Exercise aim: Go over the entries below line by line, copying each one that contains the word "amended".

====== The records

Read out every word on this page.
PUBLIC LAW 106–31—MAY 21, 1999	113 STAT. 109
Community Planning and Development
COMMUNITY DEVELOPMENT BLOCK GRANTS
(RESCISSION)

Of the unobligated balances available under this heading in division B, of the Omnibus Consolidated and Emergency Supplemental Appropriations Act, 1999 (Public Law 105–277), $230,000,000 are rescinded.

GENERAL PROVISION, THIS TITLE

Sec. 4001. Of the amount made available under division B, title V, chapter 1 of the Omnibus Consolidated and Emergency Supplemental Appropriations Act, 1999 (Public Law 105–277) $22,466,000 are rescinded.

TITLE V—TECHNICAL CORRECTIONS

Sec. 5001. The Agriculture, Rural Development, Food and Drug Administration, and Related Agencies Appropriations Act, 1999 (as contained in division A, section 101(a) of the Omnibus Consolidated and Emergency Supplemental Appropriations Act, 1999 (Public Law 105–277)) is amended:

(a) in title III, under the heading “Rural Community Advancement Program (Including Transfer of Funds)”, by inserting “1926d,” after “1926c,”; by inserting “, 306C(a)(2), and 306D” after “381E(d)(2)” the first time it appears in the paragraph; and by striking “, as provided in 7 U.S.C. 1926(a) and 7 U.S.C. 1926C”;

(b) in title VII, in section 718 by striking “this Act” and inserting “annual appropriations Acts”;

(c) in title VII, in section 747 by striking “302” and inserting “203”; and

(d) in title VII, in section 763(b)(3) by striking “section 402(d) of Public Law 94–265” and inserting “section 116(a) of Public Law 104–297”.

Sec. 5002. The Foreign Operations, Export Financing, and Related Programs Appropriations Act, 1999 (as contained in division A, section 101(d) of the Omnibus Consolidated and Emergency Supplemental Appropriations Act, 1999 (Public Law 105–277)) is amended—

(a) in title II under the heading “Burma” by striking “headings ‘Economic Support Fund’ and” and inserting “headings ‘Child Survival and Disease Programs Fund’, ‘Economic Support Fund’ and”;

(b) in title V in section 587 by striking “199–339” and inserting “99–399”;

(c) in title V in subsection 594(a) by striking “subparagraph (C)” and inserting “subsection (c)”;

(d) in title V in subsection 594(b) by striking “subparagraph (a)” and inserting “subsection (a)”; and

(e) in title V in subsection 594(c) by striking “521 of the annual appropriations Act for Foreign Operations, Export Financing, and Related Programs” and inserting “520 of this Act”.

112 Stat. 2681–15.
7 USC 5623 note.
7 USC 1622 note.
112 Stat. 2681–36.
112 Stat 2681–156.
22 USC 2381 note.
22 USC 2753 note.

============
====== The records

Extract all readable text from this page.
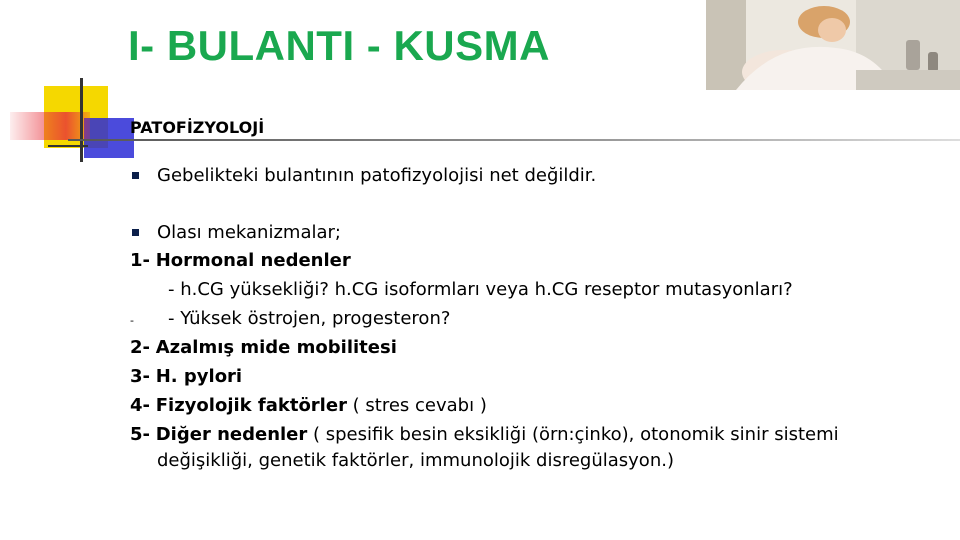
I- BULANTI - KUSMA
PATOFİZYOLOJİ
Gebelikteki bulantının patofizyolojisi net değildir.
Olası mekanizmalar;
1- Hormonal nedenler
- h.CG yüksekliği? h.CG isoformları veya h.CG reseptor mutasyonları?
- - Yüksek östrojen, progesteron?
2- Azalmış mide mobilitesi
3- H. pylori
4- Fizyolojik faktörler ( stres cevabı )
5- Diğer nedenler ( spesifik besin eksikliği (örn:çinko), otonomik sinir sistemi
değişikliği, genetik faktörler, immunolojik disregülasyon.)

============

Answer:
Sec. 5001. The Agriculture, Rural Development, Food and Drug Administration, and Related Agencies Appropriations Act, 1999 (as contained in division A, section 101(a) of the Omnibus Consolidated and Emergency Supplemental Appropriations Act, 1999 (Public Law 105–277)) is amended:
Sec. 5002. The Foreign Operations, Export Financing, and Related Programs Appropriations Act, 1999 (as contained in division A, section 101(d) of the Omnibus Consolidated and Emergency Supplemental Appropriations Act, 1999 (Public Law 105–277)) is amended—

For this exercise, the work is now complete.